# TASK BRIEF:
Print the records below word for word, but leave out the pictures.

-- BEGIN DATA IN THIS EXERCISE --

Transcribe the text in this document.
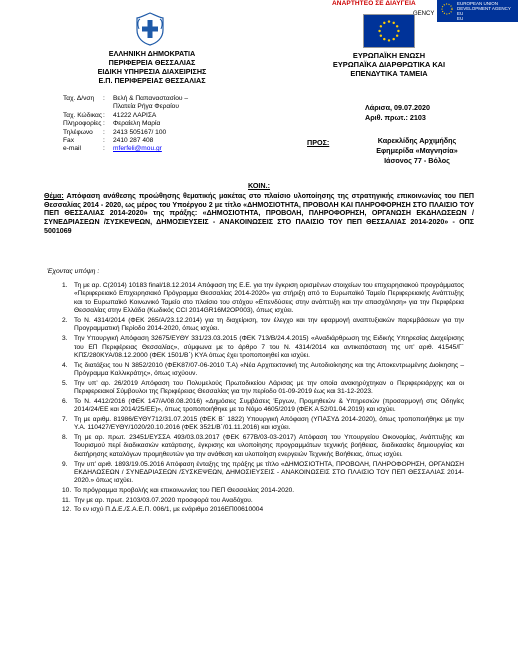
ΑΝΑΡΤΗΤΕΟ ΣΕ ΔΙΑΥΓΕΙΑ
GENCY
EUROPEAN UNION
DEVELOPMENT AGENCY
EU
EU
EU
EU
ΕΛΛΗΝΙΚΗ ΔΗΜΟΚΡΑΤΙΑ
ΠΕΡΙΦΕΡΕΙΑ ΘΕΣΣΑΛΙΑΣ
ΕΙΔΙΚΗ ΥΠΗΡΕΣΙΑ ΔΙΑΧΕΙΡΙΣΗΣ
Ε.Π. ΠΕΡΙΦΕΡΕΙΑΣ ΘΕΣΣΑΛΙΑΣ
Ταχ. Δ/νση	:	Βελή & Παπαναστασίου –
Πλατεία Ρήγα Φεραίου
Ταχ. Κώδικας :	41222 ΛΑΡΙΣΑ
Πληροφορίες :	Φεραίελη Μαρία
Τηλέφωνο	:	2413 505167/ 100
Fax	:	2410 287 408
e-mail	:	mferfeli@mou.gr
ΕΥΡΩΠΑΪΚΗ ΕΝΩΣΗ
ΕΥΡΩΠΑΪΚΑ ΔΙΑΡΘΡΩΤΙΚΑ ΚΑΙ
ΕΠΕΝΔΥΤΙΚΑ ΤΑΜΕΙΑ
Λάρισα, 09.07.2020
Αριθ. πρωτ.: 2103
ΠΡΟΣ:	Καρεκλίδης Αρχιμήδης
Εφημερίδα «Μαγνησία»
Ιάσονος 77 - Βόλος
ΚΟΙΝ.:
Θέμα: Απόφαση ανάθεσης προώθησης θεματικής μακέτας στο πλαίσιο υλοποίησης της στρατηγικής επικοινωνίας του ΠΕΠ Θεσσαλίας 2014 - 2020, ως μέρος του Υποέργου 2 με τίτλο «ΔΗΜΟΣΙΟΤΗΤΑ, ΠΡΟΒΟΛΗ ΚΑΙ ΠΛΗΡΟΦΟΡΗΣΗ ΣΤΟ ΠΛΑΙΣΙΟ ΤΟΥ ΠΕΠ ΘΕΣΣΑΛΙΑΣ 2014-2020» της πράξης: «ΔΗΜΟΣΙΟΤΗΤΑ, ΠΡΟΒΟΛΗ, ΠΛΗΡΟΦΟΡΗΣΗ, ΟΡΓΑΝΩΣΗ ΕΚΔΗΛΩΣΕΩΝ / ΣΥΝΕΔΡΙΑΣΕΩΝ /ΣΥΣΚΕΨΕΩΝ, ΔΗΜΟΣΙΕΥΣΕΙΣ - ΑΝΑΚΟΙΝΩΣΕΙΣ ΣΤΟ ΠΛΑΙΣΙΟ ΤΟΥ ΠΕΠ ΘΕΣΣΑΛΙΑΣ 2014-2020» - ΟΠΣ 5001069
Έχοντας υπόψη :
1. Τη με αρ. C(2014) 10183 final/18.12.2014 Απόφαση της Ε.Ε. για την έγκριση ορισμένων στοιχείων του επιχειρησιακού προγράμματος «Περιφερειακό Επιχειρησιακό Πρόγραμμα Θεσσαλίας 2014-2020» για στήριξη από το Ευρωπαϊκό Ταμείο Περιφερειακής Ανάπτυξης και το Ευρωπαϊκό Κοινωνικό Ταμείο στο πλαίσιο του στόχου «Επενδύσεις στην ανάπτυξη και την απασχόληση» για την Περιφέρεια Θεσσαλίας στην Ελλάδα (Κωδικός CCI 2014GR16M2OP003), όπως ισχύει.
2. Το Ν. 4314/2014 (ΦΕΚ 265/Α/23.12.2014) για τη διαχείριση, τον έλεγχο και την εφαρμογή αναπτυξιακών παρεμβάσεων για την Προγραμματική Περίοδο 2014-2020, όπως ισχύει.
3. Την Υπουργική Απόφαση 32675/ΕΥΘΥ 331/23.03.2015 (ΦΕΚ 713/Β/24.4.2015) «Αναδιάρθρωση της Ειδικής Υπηρεσίας Διαχείρισης του ΕΠ Περιφέρειας Θεσσαλίας», σύμφωνα με το άρθρο 7 του Ν. 4314/2014 και αντικατάσταση της υπ’ αριθ. 41545/Γ΄ ΚΠΣ/280ΚΥΑ/08.12.2000 (ΦΕΚ 1501/Β΄) ΚΥΑ όπως έχει τροποποιηθεί και ισχύει.
4. Τις διατάξεις του Ν 3852/2010 (ΦΕΚ87/07-06-2010 Τ.Α) «Νέα Αρχιτεκτονική της Αυτοδιοίκησης και της Αποκεντρωμένης Διοίκησης – Πρόγραμμα Καλλικράτης», όπως ισχύουν.
5. Την υπ’ αρ. 26/2019 Απόφαση του Πολυμελούς Πρωτοδικείου Λάρισας με την οποία ανακηρύχτηκαν ο Περιφερειάρχης και οι Περιφερειακοί Σύμβουλοι της Περιφέρειας Θεσσαλίας για την περίοδο 01-09-2019 έως και 31-12-2023.
6. Το Ν. 4412/2016 (ΦΕΚ 147/Α/08.08.2016) «Δημόσιες Συμβάσεις Έργων, Προμηθειών & Υπηρεσιών (προσαρμογή στις Οδηγίες 2014/24/ΕΕ και 2014/25/ΕΕ)», όπως τροποποιήθηκε με το Νόμο 4605/2019 (ΦΕΚ Α 52/01.04.2019) και ισχύει.
7. Τη με αριθμ. 81986/ΕΥΘΥ712/31.07.2015 (ΦΕΚ Β΄ 1822) Υπουργική Απόφαση (ΥΠΑΣΥΔ 2014-2020), όπως τροποποιήθηκε με την Υ.Α. 110427/ΕΥΘΥ/1020/20.10.2016 (ΦΕΚ 3521/Β΄/01.11.2016) και ισχύει.
8. Τη με αρ. πρωτ. 23451/ΕΥΣΣΑ 493/03.03.2017 (ΦΕΚ 677Β/03-03-2017) Απόφαση του Υπουργείου Οικονομίας, Ανάπτυξης και Τουρισμού περί διαδικασιών κατάρτισης, έγκρισης και υλοποίησης προγραμμάτων τεχνικής βοήθειας, διαδικασίες δημιουργίας και διατήρησης καταλόγων προμηθευτών για την ανάθεση και υλοποίηση ενεργειών Τεχνικής Βοήθειας, όπως ισχύει.
9. Την υπ’ αριθ. 1893/19.05.2016 Απόφαση ένταξης της πράξης με τίτλο «ΔΗΜΟΣΙΟΤΗΤΑ, ΠΡΟΒΟΛΗ, ΠΛΗΡΟΦΟΡΗΣΗ, ΟΡΓΑΝΩΣΗ ΕΚΔΗΛΩΣΕΩΝ / ΣΥΝΕΔΡΙΑΣΕΩΝ /ΣΥΣΚΕΨΕΩΝ, ΔΗΜΟΣΙΕΥΣΕΙΣ - ΑΝΑΚΟΙΝΩΣΕΙΣ ΣΤΟ ΠΛΑΙΣΙΟ ΤΟΥ ΠΕΠ ΘΕΣΣΑΛΙΑΣ 2014-2020.» όπως ισχύει.
10. Το πρόγραμμα προβολής και επικοινωνίας του ΠΕΠ Θεσσαλίας 2014-2020.
11. Την με αρ. πρωτ. 2103/03.07.2020 προσφορά του Αναδόχου.
12. Το εν ισχύ Π.Δ.Ε./Σ.Α.Ε.Π. 006/1, με ενάριθμο 2016ΕΠ00610004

-- END DATA IN THIS EXERCISE --

# RESPONSE FOR THIS EXERCISE:
Transcribe the text in this document.
ΑΝΑΡΤΗΤΕΟ ΣΕ ΔΙΑΥΓΕΙΑ
GENCY
EUROPEAN UNION
DEVELOPMENT AGENCY
EU
EU
EU
EU
ΕΛΛΗΝΙΚΗ ΔΗΜΟΚΡΑΤΙΑ
ΠΕΡΙΦΕΡΕΙΑ ΘΕΣΣΑΛΙΑΣ
ΕΙΔΙΚΗ ΥΠΗΡΕΣΙΑ ΔΙΑΧΕΙΡΙΣΗΣ
Ε.Π. ΠΕΡΙΦΕΡΕΙΑΣ ΘΕΣΣΑΛΙΑΣ
Ταχ. Δ/νση	:	Βελή & Παπαναστασίου –
Πλατεία Ρήγα Φεραίου
Ταχ. Κώδικας :	41222 ΛΑΡΙΣΑ
Πληροφορίες :	Φεραίελη Μαρία
Τηλέφωνο	:	2413 505167/ 100
Fax	:	2410 287 408
e-mail	:	mferfeli@mou.gr
ΕΥΡΩΠΑΪΚΗ ΕΝΩΣΗ
ΕΥΡΩΠΑΪΚΑ ΔΙΑΡΘΡΩΤΙΚΑ ΚΑΙ
ΕΠΕΝΔΥΤΙΚΑ ΤΑΜΕΙΑ
Λάρισα, 09.07.2020
Αριθ. πρωτ.: 2103
ΠΡΟΣ:	Καρεκλίδης Αρχιμήδης
Εφημερίδα «Μαγνησία»
Ιάσονος 77 - Βόλος
ΚΟΙΝ.:
Θέμα: Απόφαση ανάθεσης προώθησης θεματικής μακέτας στο πλαίσιο υλοποίησης της στρατηγικής επικοινωνίας του ΠΕΠ Θεσσαλίας 2014 - 2020, ως μέρος του Υποέργου 2 με τίτλο «ΔΗΜΟΣΙΟΤΗΤΑ, ΠΡΟΒΟΛΗ ΚΑΙ ΠΛΗΡΟΦΟΡΗΣΗ ΣΤΟ ΠΛΑΙΣΙΟ ΤΟΥ ΠΕΠ ΘΕΣΣΑΛΙΑΣ 2014-2020» της πράξης: «ΔΗΜΟΣΙΟΤΗΤΑ, ΠΡΟΒΟΛΗ, ΠΛΗΡΟΦΟΡΗΣΗ, ΟΡΓΑΝΩΣΗ ΕΚΔΗΛΩΣΕΩΝ / ΣΥΝΕΔΡΙΑΣΕΩΝ /ΣΥΣΚΕΨΕΩΝ, ΔΗΜΟΣΙΕΥΣΕΙΣ - ΑΝΑΚΟΙΝΩΣΕΙΣ ΣΤΟ ΠΛΑΙΣΙΟ ΤΟΥ ΠΕΠ ΘΕΣΣΑΛΙΑΣ 2014-2020» - ΟΠΣ 5001069
Έχοντας υπόψη :
1. Τη με αρ. C(2014) 10183 final/18.12.2014 Απόφαση της Ε.Ε. για την έγκριση ορισμένων στοιχείων του επιχειρησιακού προγράμματος «Περιφερειακό Επιχειρησιακό Πρόγραμμα Θεσσαλίας 2014-2020» για στήριξη από το Ευρωπαϊκό Ταμείο Περιφερειακής Ανάπτυξης και το Ευρωπαϊκό Κοινωνικό Ταμείο στο πλαίσιο του στόχου «Επενδύσεις στην ανάπτυξη και την απασχόληση» για την Περιφέρεια Θεσσαλίας στην Ελλάδα (Κωδικός CCI 2014GR16M2OP003), όπως ισχύει.
2. Το Ν. 4314/2014 (ΦΕΚ 265/Α/23.12.2014) για τη διαχείριση, τον έλεγχο και την εφαρμογή αναπτυξιακών παρεμβάσεων για την Προγραμματική Περίοδο 2014-2020, όπως ισχύει.
3. Την Υπουργική Απόφαση 32675/ΕΥΘΥ 331/23.03.2015 (ΦΕΚ 713/Β/24.4.2015) «Αναδιάρθρωση της Ειδικής Υπηρεσίας Διαχείρισης του ΕΠ Περιφέρειας Θεσσαλίας», σύμφωνα με το άρθρο 7 του Ν. 4314/2014 και αντικατάσταση της υπ’ αριθ. 41545/Γ΄ ΚΠΣ/280ΚΥΑ/08.12.2000 (ΦΕΚ 1501/Β΄) ΚΥΑ όπως έχει τροποποιηθεί και ισχύει.
4. Τις διατάξεις του Ν 3852/2010 (ΦΕΚ87/07-06-2010 Τ.Α) «Νέα Αρχιτεκτονική της Αυτοδιοίκησης και της Αποκεντρωμένης Διοίκησης – Πρόγραμμα Καλλικράτης», όπως ισχύουν.
5. Την υπ’ αρ. 26/2019 Απόφαση του Πολυμελούς Πρωτοδικείου Λάρισας με την οποία ανακηρύχτηκαν ο Περιφερειάρχης και οι Περιφερειακοί Σύμβουλοι της Περιφέρειας Θεσσαλίας για την περίοδο 01-09-2019 έως και 31-12-2023.
6. Το Ν. 4412/2016 (ΦΕΚ 147/Α/08.08.2016) «Δημόσιες Συμβάσεις Έργων, Προμηθειών & Υπηρεσιών (προσαρμογή στις Οδηγίες 2014/24/ΕΕ και 2014/25/ΕΕ)», όπως τροποποιήθηκε με το Νόμο 4605/2019 (ΦΕΚ Α 52/01.04.2019) και ισχύει.
7. Τη με αριθμ. 81986/ΕΥΘΥ712/31.07.2015 (ΦΕΚ Β΄ 1822) Υπουργική Απόφαση (ΥΠΑΣΥΔ 2014-2020), όπως τροποποιήθηκε με την Υ.Α. 110427/ΕΥΘΥ/1020/20.10.2016 (ΦΕΚ 3521/Β΄/01.11.2016) και ισχύει.
8. Τη με αρ. πρωτ. 23451/ΕΥΣΣΑ 493/03.03.2017 (ΦΕΚ 677Β/03-03-2017) Απόφαση του Υπουργείου Οικονομίας, Ανάπτυξης και Τουρισμού περί διαδικασιών κατάρτισης, έγκρισης και υλοποίησης προγραμμάτων τεχνικής βοήθειας, διαδικασίες δημιουργίας και διατήρησης καταλόγων προμηθευτών για την ανάθεση και υλοποίηση ενεργειών Τεχνικής Βοήθειας, όπως ισχύει.
9. Την υπ’ αριθ. 1893/19.05.2016 Απόφαση ένταξης της πράξης με τίτλο «ΔΗΜΟΣΙΟΤΗΤΑ, ΠΡΟΒΟΛΗ, ΠΛΗΡΟΦΟΡΗΣΗ, ΟΡΓΑΝΩΣΗ ΕΚΔΗΛΩΣΕΩΝ / ΣΥΝΕΔΡΙΑΣΕΩΝ /ΣΥΣΚΕΨΕΩΝ, ΔΗΜΟΣΙΕΥΣΕΙΣ - ΑΝΑΚΟΙΝΩΣΕΙΣ ΣΤΟ ΠΛΑΙΣΙΟ ΤΟΥ ΠΕΠ ΘΕΣΣΑΛΙΑΣ 2014-2020.» όπως ισχύει.
10. Το πρόγραμμα προβολής και επικοινωνίας του ΠΕΠ Θεσσαλίας 2014-2020.
11. Την με αρ. πρωτ. 2103/03.07.2020 προσφορά του Αναδόχου.
12. Το εν ισχύ Π.Δ.Ε./Σ.Α.Ε.Π. 006/1, με ενάριθμο 2016ΕΠ00610004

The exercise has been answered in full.